Information given:
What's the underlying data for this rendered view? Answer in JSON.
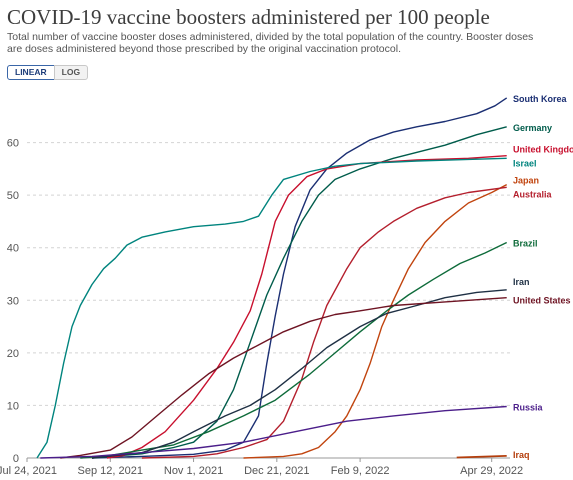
{
  "title": "COVID-19 vaccine boosters administered per 100 people",
  "subtitle": "Total number of vaccine booster doses administered, divided by the total population of the country. Booster doses are doses administered beyond  those prescribed by the original vaccination protocol.",
  "scale_toggle": {
    "linear_label": "LINEAR",
    "log_label": "LOG",
    "selected": "LINEAR"
  },
  "chart_data": {
    "type": "line",
    "x_ticks": [
      "Jul 24, 2021",
      "Sep 12, 2021",
      "Nov 1, 2021",
      "Dec 21, 2021",
      "Feb 9, 2022",
      "Apr 29, 2022"
    ],
    "y_ticks": [
      0,
      10,
      20,
      30,
      40,
      50,
      60
    ],
    "xlim": [
      "2021-07-24",
      "2022-05-10"
    ],
    "ylim": [
      0,
      70
    ],
    "grid": "horizontal",
    "legend": "right-end labels",
    "series": [
      {
        "name": "South Korea",
        "color": "#1b2f73",
        "points": [
          [
            "2021-09-01",
            0
          ],
          [
            "2021-10-01",
            0.3
          ],
          [
            "2021-11-01",
            0.7
          ],
          [
            "2021-11-20",
            1.5
          ],
          [
            "2021-12-01",
            3
          ],
          [
            "2021-12-10",
            8
          ],
          [
            "2021-12-15",
            18
          ],
          [
            "2021-12-20",
            27
          ],
          [
            "2021-12-25",
            35
          ],
          [
            "2022-01-01",
            44
          ],
          [
            "2022-01-10",
            51
          ],
          [
            "2022-01-20",
            55
          ],
          [
            "2022-02-01",
            58
          ],
          [
            "2022-02-15",
            60.5
          ],
          [
            "2022-03-01",
            62
          ],
          [
            "2022-03-15",
            63
          ],
          [
            "2022-04-01",
            64
          ],
          [
            "2022-04-20",
            65.5
          ],
          [
            "2022-05-01",
            67
          ],
          [
            "2022-05-08",
            68.5
          ]
        ]
      },
      {
        "name": "Germany",
        "color": "#005c4b",
        "points": [
          [
            "2021-09-01",
            0
          ],
          [
            "2021-10-01",
            0.8
          ],
          [
            "2021-10-20",
            2
          ],
          [
            "2021-11-01",
            3
          ],
          [
            "2021-11-15",
            7
          ],
          [
            "2021-11-25",
            13
          ],
          [
            "2021-12-05",
            22
          ],
          [
            "2021-12-15",
            31
          ],
          [
            "2021-12-25",
            38
          ],
          [
            "2022-01-05",
            45
          ],
          [
            "2022-01-15",
            50
          ],
          [
            "2022-01-25",
            53
          ],
          [
            "2022-02-09",
            55
          ],
          [
            "2022-03-01",
            57
          ],
          [
            "2022-04-01",
            59.5
          ],
          [
            "2022-04-20",
            61.5
          ],
          [
            "2022-05-08",
            63
          ]
        ]
      },
      {
        "name": "United Kingdom",
        "color": "#c8102e",
        "points": [
          [
            "2021-09-10",
            0
          ],
          [
            "2021-09-20",
            0.5
          ],
          [
            "2021-10-01",
            2
          ],
          [
            "2021-10-15",
            5
          ],
          [
            "2021-11-01",
            11
          ],
          [
            "2021-11-15",
            17
          ],
          [
            "2021-11-25",
            22
          ],
          [
            "2021-12-05",
            28
          ],
          [
            "2021-12-12",
            35
          ],
          [
            "2021-12-20",
            45
          ],
          [
            "2021-12-28",
            50
          ],
          [
            "2022-01-08",
            53.5
          ],
          [
            "2022-01-20",
            55
          ],
          [
            "2022-02-09",
            56
          ],
          [
            "2022-03-15",
            56.7
          ],
          [
            "2022-04-15",
            57
          ],
          [
            "2022-05-08",
            57.5
          ]
        ]
      },
      {
        "name": "Israel",
        "color": "#00847e",
        "points": [
          [
            "2021-07-30",
            0
          ],
          [
            "2021-08-05",
            3
          ],
          [
            "2021-08-10",
            10
          ],
          [
            "2021-08-15",
            18
          ],
          [
            "2021-08-20",
            25
          ],
          [
            "2021-08-25",
            29
          ],
          [
            "2021-09-01",
            33
          ],
          [
            "2021-09-08",
            36
          ],
          [
            "2021-09-15",
            38
          ],
          [
            "2021-09-22",
            40.5
          ],
          [
            "2021-10-01",
            42
          ],
          [
            "2021-10-15",
            43
          ],
          [
            "2021-11-01",
            44
          ],
          [
            "2021-11-20",
            44.5
          ],
          [
            "2021-12-01",
            45
          ],
          [
            "2021-12-10",
            46
          ],
          [
            "2021-12-18",
            50
          ],
          [
            "2021-12-25",
            53
          ],
          [
            "2022-01-10",
            54.5
          ],
          [
            "2022-01-25",
            55.5
          ],
          [
            "2022-02-09",
            56
          ],
          [
            "2022-03-15",
            56.5
          ],
          [
            "2022-04-15",
            56.8
          ],
          [
            "2022-05-08",
            57
          ]
        ]
      },
      {
        "name": "Japan",
        "color": "#c1440e",
        "points": [
          [
            "2021-12-01",
            0
          ],
          [
            "2021-12-25",
            0.3
          ],
          [
            "2022-01-05",
            0.8
          ],
          [
            "2022-01-15",
            2
          ],
          [
            "2022-01-25",
            5
          ],
          [
            "2022-02-01",
            8
          ],
          [
            "2022-02-09",
            13
          ],
          [
            "2022-02-15",
            18
          ],
          [
            "2022-02-22",
            25
          ],
          [
            "2022-03-01",
            30
          ],
          [
            "2022-03-10",
            36
          ],
          [
            "2022-03-20",
            41
          ],
          [
            "2022-04-01",
            45
          ],
          [
            "2022-04-15",
            48.5
          ],
          [
            "2022-04-29",
            50.5
          ],
          [
            "2022-05-08",
            52
          ]
        ]
      },
      {
        "name": "Australia",
        "color": "#b41f2d",
        "points": [
          [
            "2021-10-01",
            0
          ],
          [
            "2021-11-01",
            0.3
          ],
          [
            "2021-11-15",
            0.8
          ],
          [
            "2021-12-01",
            2
          ],
          [
            "2021-12-15",
            3.5
          ],
          [
            "2021-12-25",
            7
          ],
          [
            "2022-01-05",
            15
          ],
          [
            "2022-01-12",
            22
          ],
          [
            "2022-01-20",
            29
          ],
          [
            "2022-02-01",
            36
          ],
          [
            "2022-02-09",
            40
          ],
          [
            "2022-02-20",
            43
          ],
          [
            "2022-03-01",
            45
          ],
          [
            "2022-03-15",
            47.5
          ],
          [
            "2022-04-01",
            49.5
          ],
          [
            "2022-04-15",
            50.5
          ],
          [
            "2022-05-08",
            51.5
          ]
        ]
      },
      {
        "name": "Brazil",
        "color": "#0e6b3a",
        "points": [
          [
            "2021-08-25",
            0
          ],
          [
            "2021-09-10",
            0.4
          ],
          [
            "2021-10-01",
            1.5
          ],
          [
            "2021-10-20",
            2.5
          ],
          [
            "2021-11-10",
            5
          ],
          [
            "2021-12-01",
            8
          ],
          [
            "2021-12-20",
            11
          ],
          [
            "2022-01-10",
            16
          ],
          [
            "2022-01-25",
            20
          ],
          [
            "2022-02-09",
            24
          ],
          [
            "2022-02-25",
            28
          ],
          [
            "2022-03-10",
            31
          ],
          [
            "2022-03-25",
            34
          ],
          [
            "2022-04-10",
            37
          ],
          [
            "2022-04-25",
            39
          ],
          [
            "2022-05-08",
            41
          ]
        ]
      },
      {
        "name": "Iran",
        "color": "#1f3044",
        "points": [
          [
            "2021-09-01",
            0
          ],
          [
            "2021-10-01",
            1
          ],
          [
            "2021-10-20",
            3
          ],
          [
            "2021-11-01",
            5
          ],
          [
            "2021-11-20",
            8
          ],
          [
            "2021-12-05",
            10
          ],
          [
            "2021-12-20",
            13
          ],
          [
            "2022-01-05",
            17
          ],
          [
            "2022-01-20",
            21
          ],
          [
            "2022-02-09",
            25
          ],
          [
            "2022-02-25",
            27.5
          ],
          [
            "2022-03-15",
            29
          ],
          [
            "2022-04-01",
            30.5
          ],
          [
            "2022-04-20",
            31.5
          ],
          [
            "2022-05-08",
            32
          ]
        ]
      },
      {
        "name": "United States",
        "color": "#6e1423",
        "points": [
          [
            "2021-08-13",
            0
          ],
          [
            "2021-08-25",
            0.5
          ],
          [
            "2021-09-12",
            1.5
          ],
          [
            "2021-09-25",
            4
          ],
          [
            "2021-10-10",
            8
          ],
          [
            "2021-10-25",
            12
          ],
          [
            "2021-11-10",
            16
          ],
          [
            "2021-11-25",
            19
          ],
          [
            "2021-12-10",
            21.5
          ],
          [
            "2021-12-25",
            24
          ],
          [
            "2022-01-10",
            26
          ],
          [
            "2022-01-25",
            27.3
          ],
          [
            "2022-02-09",
            28
          ],
          [
            "2022-03-01",
            29
          ],
          [
            "2022-04-01",
            29.7
          ],
          [
            "2022-05-08",
            30.5
          ]
        ]
      },
      {
        "name": "Russia",
        "color": "#4b1e8a",
        "points": [
          [
            "2021-08-01",
            0
          ],
          [
            "2021-09-01",
            0.3
          ],
          [
            "2021-10-01",
            1
          ],
          [
            "2021-11-01",
            1.8
          ],
          [
            "2021-12-01",
            3
          ],
          [
            "2022-01-01",
            5
          ],
          [
            "2022-02-01",
            7
          ],
          [
            "2022-03-01",
            8
          ],
          [
            "2022-04-01",
            9
          ],
          [
            "2022-05-08",
            9.8
          ]
        ]
      },
      {
        "name": "Iraq",
        "color": "#b43e0c",
        "points": [
          [
            "2022-04-08",
            0.1
          ],
          [
            "2022-05-08",
            0.4
          ]
        ]
      }
    ]
  }
}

Exercise goal:
Copy each line of the entries that includes the word "name".

The completed task:
        "name": "South Korea",
        "name": "Germany",
        "name": "United Kingdom",
        "name": "Israel",
        "name": "Japan",
        "name": "Australia",
        "name": "Brazil",
        "name": "Iran",
        "name": "United States",
        "name": "Russia",
        "name": "Iraq",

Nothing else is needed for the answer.